Data entries:
-- begin --
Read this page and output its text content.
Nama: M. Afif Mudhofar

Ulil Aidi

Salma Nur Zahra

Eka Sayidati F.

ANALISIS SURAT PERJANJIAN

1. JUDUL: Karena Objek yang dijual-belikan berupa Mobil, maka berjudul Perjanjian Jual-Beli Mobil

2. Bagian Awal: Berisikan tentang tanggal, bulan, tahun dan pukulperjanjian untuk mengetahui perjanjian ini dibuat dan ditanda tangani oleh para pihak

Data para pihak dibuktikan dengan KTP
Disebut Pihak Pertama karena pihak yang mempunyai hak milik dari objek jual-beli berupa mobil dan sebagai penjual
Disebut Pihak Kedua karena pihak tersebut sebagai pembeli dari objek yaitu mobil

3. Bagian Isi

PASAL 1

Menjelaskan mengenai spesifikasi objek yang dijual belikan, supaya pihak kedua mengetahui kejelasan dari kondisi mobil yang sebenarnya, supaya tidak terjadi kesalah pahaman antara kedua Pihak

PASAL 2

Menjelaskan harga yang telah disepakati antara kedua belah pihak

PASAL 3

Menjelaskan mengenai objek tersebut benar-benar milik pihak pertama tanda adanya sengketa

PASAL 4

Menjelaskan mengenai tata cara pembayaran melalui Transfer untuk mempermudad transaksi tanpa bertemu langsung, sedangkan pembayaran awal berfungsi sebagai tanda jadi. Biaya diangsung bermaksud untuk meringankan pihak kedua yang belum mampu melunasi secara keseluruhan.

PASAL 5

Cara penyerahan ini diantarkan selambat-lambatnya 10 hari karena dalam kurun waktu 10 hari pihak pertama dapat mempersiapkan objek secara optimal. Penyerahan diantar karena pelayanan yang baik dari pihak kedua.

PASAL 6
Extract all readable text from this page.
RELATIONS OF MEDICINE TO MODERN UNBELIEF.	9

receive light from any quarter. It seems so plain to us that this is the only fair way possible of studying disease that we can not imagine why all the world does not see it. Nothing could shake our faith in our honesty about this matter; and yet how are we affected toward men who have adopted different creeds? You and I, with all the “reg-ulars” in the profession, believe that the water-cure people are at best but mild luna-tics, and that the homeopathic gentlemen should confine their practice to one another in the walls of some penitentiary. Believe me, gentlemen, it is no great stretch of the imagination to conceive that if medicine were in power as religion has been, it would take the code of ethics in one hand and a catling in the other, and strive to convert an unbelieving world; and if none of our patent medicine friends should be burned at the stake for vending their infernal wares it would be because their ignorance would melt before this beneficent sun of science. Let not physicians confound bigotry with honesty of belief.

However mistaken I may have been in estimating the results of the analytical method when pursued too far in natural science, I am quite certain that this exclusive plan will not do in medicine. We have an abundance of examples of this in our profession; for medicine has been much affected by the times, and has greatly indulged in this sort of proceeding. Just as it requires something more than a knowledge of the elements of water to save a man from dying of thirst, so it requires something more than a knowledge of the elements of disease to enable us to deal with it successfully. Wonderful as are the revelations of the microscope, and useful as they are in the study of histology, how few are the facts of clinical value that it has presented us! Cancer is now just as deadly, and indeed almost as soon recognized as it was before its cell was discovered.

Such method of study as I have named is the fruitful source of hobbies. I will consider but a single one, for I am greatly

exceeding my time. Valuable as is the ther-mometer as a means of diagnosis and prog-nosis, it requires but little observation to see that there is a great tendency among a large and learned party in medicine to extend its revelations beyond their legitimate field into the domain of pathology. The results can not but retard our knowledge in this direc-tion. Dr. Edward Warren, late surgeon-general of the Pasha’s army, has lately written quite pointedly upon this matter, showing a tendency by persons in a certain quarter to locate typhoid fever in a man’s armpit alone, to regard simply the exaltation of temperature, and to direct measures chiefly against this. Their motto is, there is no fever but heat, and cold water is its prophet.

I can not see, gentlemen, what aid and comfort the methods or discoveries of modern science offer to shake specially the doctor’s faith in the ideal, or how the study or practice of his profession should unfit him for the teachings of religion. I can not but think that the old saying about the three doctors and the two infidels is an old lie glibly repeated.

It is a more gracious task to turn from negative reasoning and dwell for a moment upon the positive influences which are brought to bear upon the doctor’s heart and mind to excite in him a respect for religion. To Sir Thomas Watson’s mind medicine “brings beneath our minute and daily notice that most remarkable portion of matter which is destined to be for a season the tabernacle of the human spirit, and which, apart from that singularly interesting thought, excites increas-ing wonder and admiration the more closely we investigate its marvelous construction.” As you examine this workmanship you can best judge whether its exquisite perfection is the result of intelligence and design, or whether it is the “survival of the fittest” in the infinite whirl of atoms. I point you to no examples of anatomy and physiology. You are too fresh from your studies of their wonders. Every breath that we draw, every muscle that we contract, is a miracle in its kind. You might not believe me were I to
-- end --
What you should do:
Copy each line above where the string "Disebut" occurs.

Answer to the task:
Disebut Pihak Pertama karena pihak yang mempunyai hak milik dari objek jual-beli berupa mobil dan sebagai penjual
Disebut Pihak Kedua karena pihak tersebut sebagai pembeli dari objek yaitu mobil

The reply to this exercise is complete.